**Set problem:**
Write out the lines below again, substituting "line-of-text" for every occurrence of "text-line" and leaving everything else unchanged.

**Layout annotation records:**
====

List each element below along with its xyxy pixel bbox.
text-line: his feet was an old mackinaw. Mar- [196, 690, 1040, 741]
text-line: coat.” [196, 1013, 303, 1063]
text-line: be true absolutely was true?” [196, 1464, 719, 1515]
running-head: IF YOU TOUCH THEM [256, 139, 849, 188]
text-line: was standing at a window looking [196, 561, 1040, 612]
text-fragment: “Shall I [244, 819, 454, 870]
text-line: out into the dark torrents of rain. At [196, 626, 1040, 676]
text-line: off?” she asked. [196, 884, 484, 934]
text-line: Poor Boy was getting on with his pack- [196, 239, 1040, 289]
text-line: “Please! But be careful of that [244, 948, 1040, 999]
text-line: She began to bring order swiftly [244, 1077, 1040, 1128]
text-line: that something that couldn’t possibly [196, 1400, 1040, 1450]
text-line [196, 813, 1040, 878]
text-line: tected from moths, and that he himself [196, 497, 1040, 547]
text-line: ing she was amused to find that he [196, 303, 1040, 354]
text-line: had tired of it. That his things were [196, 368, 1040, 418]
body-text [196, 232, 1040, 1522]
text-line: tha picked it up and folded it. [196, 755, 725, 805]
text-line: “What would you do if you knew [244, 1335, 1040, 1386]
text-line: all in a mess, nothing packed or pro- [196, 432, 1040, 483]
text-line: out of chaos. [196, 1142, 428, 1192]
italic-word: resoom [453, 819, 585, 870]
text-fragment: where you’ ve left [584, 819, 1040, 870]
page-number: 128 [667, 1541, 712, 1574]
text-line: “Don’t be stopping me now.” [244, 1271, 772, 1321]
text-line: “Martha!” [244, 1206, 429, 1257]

====

**Worked solution:**
List each element below along with its xyxy pixel bbox.
line-of-text: his feet was an old mackinaw. Mar- [196, 690, 1040, 741]
line-of-text: coat.” [196, 1013, 303, 1063]
line-of-text: be true absolutely was true?” [196, 1464, 719, 1515]
running-head: IF YOU TOUCH THEM [256, 139, 849, 188]
line-of-text: was standing at a window looking [196, 561, 1040, 612]
text-fragment: “Shall I [244, 819, 454, 870]
line-of-text: out into the dark torrents of rain. At [196, 626, 1040, 676]
line-of-text: off?” she asked. [196, 884, 484, 934]
line-of-text: Poor Boy was getting on with his pack- [196, 239, 1040, 289]
line-of-text: “Please! But be careful of that [244, 948, 1040, 999]
line-of-text: She began to bring order swiftly [244, 1077, 1040, 1128]
line-of-text: that something that couldn’t possibly [196, 1400, 1040, 1450]
line-of-text [196, 813, 1040, 878]
line-of-text: tected from moths, and that he himself [196, 497, 1040, 547]
line-of-text: ing she was amused to find that he [196, 303, 1040, 354]
line-of-text: had tired of it. That his things were [196, 368, 1040, 418]
body-text [196, 232, 1040, 1522]
line-of-text: tha picked it up and folded it. [196, 755, 725, 805]
line-of-text: “What would you do if you knew [244, 1335, 1040, 1386]
line-of-text: all in a mess, nothing packed or pro- [196, 432, 1040, 483]
line-of-text: out of chaos. [196, 1142, 428, 1192]
italic-word: resoom [453, 819, 585, 870]
text-fragment: where you’ ve left [584, 819, 1040, 870]
page-number: 128 [667, 1541, 712, 1574]
line-of-text: “Don’t be stopping me now.” [244, 1271, 772, 1321]
line-of-text: “Martha!” [244, 1206, 429, 1257]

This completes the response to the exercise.